(To be done) Output every line of the material exactly, omitting images.

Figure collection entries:
%%
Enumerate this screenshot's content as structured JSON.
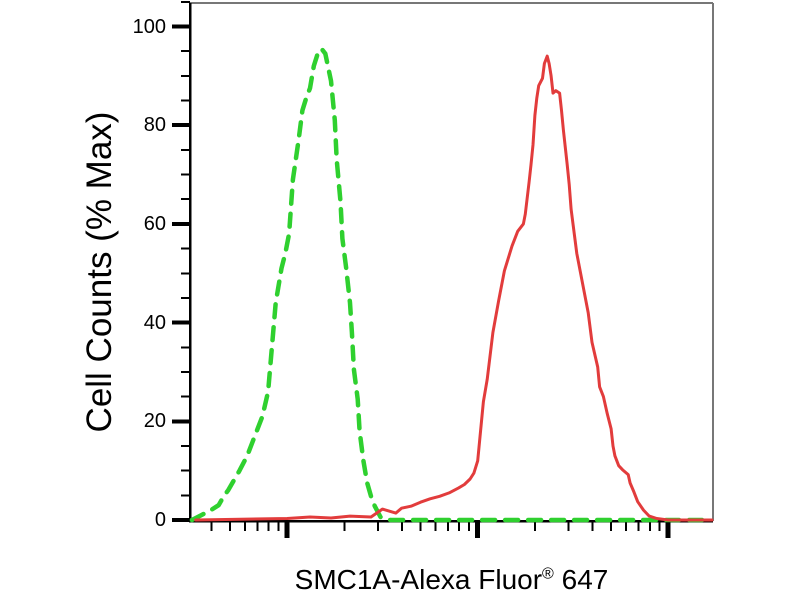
{
  "chart_data": {
    "type": "line",
    "subtype": "flow-cytometry-histogram-overlay",
    "title": "",
    "xlabel": {
      "main": "SMC1A-Alexa Fluor",
      "sup": "®",
      "suffix": " 647"
    },
    "ylabel": "Cell Counts (% Max)",
    "x_axis": {
      "scale": "log10",
      "range_log10": [
        0.49,
        3.235
      ],
      "major_ticks_log10": [
        1,
        2,
        3
      ],
      "minor_ticks_per_decade": [
        2,
        3,
        4,
        5,
        6,
        7,
        8,
        9
      ],
      "tick_labels": []
    },
    "y_axis": {
      "scale": "linear",
      "range": [
        0,
        105
      ],
      "major_ticks": [
        0,
        20,
        40,
        60,
        80,
        100
      ],
      "tick_labels": [
        "0",
        "20",
        "40",
        "60",
        "80",
        "100"
      ],
      "minor_tick_step": 5
    },
    "grid": false,
    "legend": false,
    "frame": {
      "axis_color": "#000000",
      "border_color": "#777777"
    },
    "series": [
      {
        "name": "green-dashed-curve",
        "color": "#2fd02f",
        "line_style": "dashed",
        "peak": {
          "x_log10": 1.18,
          "y_pct": 95.5
        },
        "points": [
          [
            0.5,
            0
          ],
          [
            0.55,
            1
          ],
          [
            0.6,
            2
          ],
          [
            0.64,
            3
          ],
          [
            0.67,
            5
          ],
          [
            0.69,
            6
          ],
          [
            0.72,
            8
          ],
          [
            0.75,
            10
          ],
          [
            0.79,
            13
          ],
          [
            0.82,
            16
          ],
          [
            0.85,
            19
          ],
          [
            0.87,
            21
          ],
          [
            0.9,
            26
          ],
          [
            0.92,
            35
          ],
          [
            0.94,
            44
          ],
          [
            0.97,
            51
          ],
          [
            0.99,
            54
          ],
          [
            1.01,
            58
          ],
          [
            1.03,
            69
          ],
          [
            1.06,
            77
          ],
          [
            1.08,
            83
          ],
          [
            1.1,
            85.5
          ],
          [
            1.12,
            87.5
          ],
          [
            1.14,
            92
          ],
          [
            1.16,
            94.5
          ],
          [
            1.18,
            95.5
          ],
          [
            1.2,
            94.5
          ],
          [
            1.23,
            89
          ],
          [
            1.25,
            81
          ],
          [
            1.26,
            73
          ],
          [
            1.28,
            64.5
          ],
          [
            1.29,
            57
          ],
          [
            1.31,
            51
          ],
          [
            1.33,
            44
          ],
          [
            1.34,
            38
          ],
          [
            1.35,
            30.5
          ],
          [
            1.37,
            24.5
          ],
          [
            1.38,
            18
          ],
          [
            1.4,
            12
          ],
          [
            1.42,
            7.5
          ],
          [
            1.44,
            4.8
          ],
          [
            1.46,
            2.8
          ],
          [
            1.49,
            0.6
          ],
          [
            1.54,
            0
          ],
          [
            3.23,
            0
          ]
        ]
      },
      {
        "name": "red-solid-curve",
        "color": "#e23c3c",
        "line_style": "solid",
        "peak": {
          "x_log10": 2.365,
          "y_pct": 94
        },
        "points": [
          [
            0.52,
            0
          ],
          [
            1.0,
            0.3
          ],
          [
            1.12,
            0.6
          ],
          [
            1.23,
            0.4
          ],
          [
            1.33,
            0.8
          ],
          [
            1.44,
            0.6
          ],
          [
            1.5,
            2.2
          ],
          [
            1.57,
            1.4
          ],
          [
            1.6,
            2.4
          ],
          [
            1.65,
            2.8
          ],
          [
            1.7,
            3.6
          ],
          [
            1.75,
            4.3
          ],
          [
            1.8,
            4.8
          ],
          [
            1.85,
            5.5
          ],
          [
            1.9,
            6.5
          ],
          [
            1.93,
            7.2
          ],
          [
            1.96,
            8.3
          ],
          [
            1.98,
            9.5
          ],
          [
            2.0,
            12
          ],
          [
            2.01,
            16
          ],
          [
            2.02,
            20
          ],
          [
            2.03,
            24
          ],
          [
            2.05,
            28.5
          ],
          [
            2.08,
            38
          ],
          [
            2.11,
            44.5
          ],
          [
            2.14,
            50.5
          ],
          [
            2.18,
            55.5
          ],
          [
            2.21,
            58.5
          ],
          [
            2.24,
            60
          ],
          [
            2.25,
            62
          ],
          [
            2.27,
            68.5
          ],
          [
            2.28,
            72
          ],
          [
            2.29,
            76
          ],
          [
            2.3,
            82
          ],
          [
            2.31,
            85.5
          ],
          [
            2.32,
            88
          ],
          [
            2.34,
            89.5
          ],
          [
            2.35,
            92.5
          ],
          [
            2.365,
            94
          ],
          [
            2.375,
            92.5
          ],
          [
            2.385,
            90
          ],
          [
            2.395,
            86.5
          ],
          [
            2.41,
            87
          ],
          [
            2.43,
            86.5
          ],
          [
            2.44,
            83
          ],
          [
            2.45,
            79
          ],
          [
            2.46,
            75.5
          ],
          [
            2.47,
            72
          ],
          [
            2.48,
            68
          ],
          [
            2.49,
            63
          ],
          [
            2.5,
            60
          ],
          [
            2.52,
            54
          ],
          [
            2.55,
            48
          ],
          [
            2.58,
            42
          ],
          [
            2.6,
            36
          ],
          [
            2.63,
            31
          ],
          [
            2.64,
            27
          ],
          [
            2.66,
            25
          ],
          [
            2.68,
            21.5
          ],
          [
            2.7,
            18.5
          ],
          [
            2.71,
            15
          ],
          [
            2.72,
            13
          ],
          [
            2.74,
            11
          ],
          [
            2.76,
            10.2
          ],
          [
            2.79,
            9.2
          ],
          [
            2.8,
            7.5
          ],
          [
            2.82,
            5.7
          ],
          [
            2.84,
            3.7
          ],
          [
            2.87,
            2
          ],
          [
            2.9,
            0.8
          ],
          [
            2.94,
            0.3
          ],
          [
            3.0,
            0
          ],
          [
            3.23,
            0
          ]
        ]
      }
    ]
  }
}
%%
(Full answer)
Enumerate this screenshot's content as structured JSON.
{
  "chart_data": {
    "type": "line",
    "subtype": "flow-cytometry-histogram-overlay",
    "title": "",
    "xlabel": {
      "main": "SMC1A-Alexa Fluor",
      "sup": "®",
      "suffix": " 647"
    },
    "ylabel": "Cell Counts (% Max)",
    "x_axis": {
      "scale": "log10",
      "range_log10": [
        0.49,
        3.235
      ],
      "major_ticks_log10": [
        1,
        2,
        3
      ],
      "minor_ticks_per_decade": [
        2,
        3,
        4,
        5,
        6,
        7,
        8,
        9
      ],
      "tick_labels": []
    },
    "y_axis": {
      "scale": "linear",
      "range": [
        0,
        105
      ],
      "major_ticks": [
        0,
        20,
        40,
        60,
        80,
        100
      ],
      "tick_labels": [
        "0",
        "20",
        "40",
        "60",
        "80",
        "100"
      ],
      "minor_tick_step": 5
    },
    "grid": false,
    "legend": false,
    "frame": {
      "axis_color": "#000000",
      "border_color": "#777777"
    },
    "series": [
      {
        "name": "green-dashed-curve",
        "color": "#2fd02f",
        "line_style": "dashed",
        "peak": {
          "x_log10": 1.18,
          "y_pct": 95.5
        },
        "points": [
          [
            0.5,
            0
          ],
          [
            0.55,
            1
          ],
          [
            0.6,
            2
          ],
          [
            0.64,
            3
          ],
          [
            0.67,
            5
          ],
          [
            0.69,
            6
          ],
          [
            0.72,
            8
          ],
          [
            0.75,
            10
          ],
          [
            0.79,
            13
          ],
          [
            0.82,
            16
          ],
          [
            0.85,
            19
          ],
          [
            0.87,
            21
          ],
          [
            0.9,
            26
          ],
          [
            0.92,
            35
          ],
          [
            0.94,
            44
          ],
          [
            0.97,
            51
          ],
          [
            0.99,
            54
          ],
          [
            1.01,
            58
          ],
          [
            1.03,
            69
          ],
          [
            1.06,
            77
          ],
          [
            1.08,
            83
          ],
          [
            1.1,
            85.5
          ],
          [
            1.12,
            87.5
          ],
          [
            1.14,
            92
          ],
          [
            1.16,
            94.5
          ],
          [
            1.18,
            95.5
          ],
          [
            1.2,
            94.5
          ],
          [
            1.23,
            89
          ],
          [
            1.25,
            81
          ],
          [
            1.26,
            73
          ],
          [
            1.28,
            64.5
          ],
          [
            1.29,
            57
          ],
          [
            1.31,
            51
          ],
          [
            1.33,
            44
          ],
          [
            1.34,
            38
          ],
          [
            1.35,
            30.5
          ],
          [
            1.37,
            24.5
          ],
          [
            1.38,
            18
          ],
          [
            1.4,
            12
          ],
          [
            1.42,
            7.5
          ],
          [
            1.44,
            4.8
          ],
          [
            1.46,
            2.8
          ],
          [
            1.49,
            0.6
          ],
          [
            1.54,
            0
          ],
          [
            3.23,
            0
          ]
        ]
      },
      {
        "name": "red-solid-curve",
        "color": "#e23c3c",
        "line_style": "solid",
        "peak": {
          "x_log10": 2.365,
          "y_pct": 94
        },
        "points": [
          [
            0.52,
            0
          ],
          [
            1.0,
            0.3
          ],
          [
            1.12,
            0.6
          ],
          [
            1.23,
            0.4
          ],
          [
            1.33,
            0.8
          ],
          [
            1.44,
            0.6
          ],
          [
            1.5,
            2.2
          ],
          [
            1.57,
            1.4
          ],
          [
            1.6,
            2.4
          ],
          [
            1.65,
            2.8
          ],
          [
            1.7,
            3.6
          ],
          [
            1.75,
            4.3
          ],
          [
            1.8,
            4.8
          ],
          [
            1.85,
            5.5
          ],
          [
            1.9,
            6.5
          ],
          [
            1.93,
            7.2
          ],
          [
            1.96,
            8.3
          ],
          [
            1.98,
            9.5
          ],
          [
            2.0,
            12
          ],
          [
            2.01,
            16
          ],
          [
            2.02,
            20
          ],
          [
            2.03,
            24
          ],
          [
            2.05,
            28.5
          ],
          [
            2.08,
            38
          ],
          [
            2.11,
            44.5
          ],
          [
            2.14,
            50.5
          ],
          [
            2.18,
            55.5
          ],
          [
            2.21,
            58.5
          ],
          [
            2.24,
            60
          ],
          [
            2.25,
            62
          ],
          [
            2.27,
            68.5
          ],
          [
            2.28,
            72
          ],
          [
            2.29,
            76
          ],
          [
            2.3,
            82
          ],
          [
            2.31,
            85.5
          ],
          [
            2.32,
            88
          ],
          [
            2.34,
            89.5
          ],
          [
            2.35,
            92.5
          ],
          [
            2.365,
            94
          ],
          [
            2.375,
            92.5
          ],
          [
            2.385,
            90
          ],
          [
            2.395,
            86.5
          ],
          [
            2.41,
            87
          ],
          [
            2.43,
            86.5
          ],
          [
            2.44,
            83
          ],
          [
            2.45,
            79
          ],
          [
            2.46,
            75.5
          ],
          [
            2.47,
            72
          ],
          [
            2.48,
            68
          ],
          [
            2.49,
            63
          ],
          [
            2.5,
            60
          ],
          [
            2.52,
            54
          ],
          [
            2.55,
            48
          ],
          [
            2.58,
            42
          ],
          [
            2.6,
            36
          ],
          [
            2.63,
            31
          ],
          [
            2.64,
            27
          ],
          [
            2.66,
            25
          ],
          [
            2.68,
            21.5
          ],
          [
            2.7,
            18.5
          ],
          [
            2.71,
            15
          ],
          [
            2.72,
            13
          ],
          [
            2.74,
            11
          ],
          [
            2.76,
            10.2
          ],
          [
            2.79,
            9.2
          ],
          [
            2.8,
            7.5
          ],
          [
            2.82,
            5.7
          ],
          [
            2.84,
            3.7
          ],
          [
            2.87,
            2
          ],
          [
            2.9,
            0.8
          ],
          [
            2.94,
            0.3
          ],
          [
            3.0,
            0
          ],
          [
            3.23,
            0
          ]
        ]
      }
    ]
  }
}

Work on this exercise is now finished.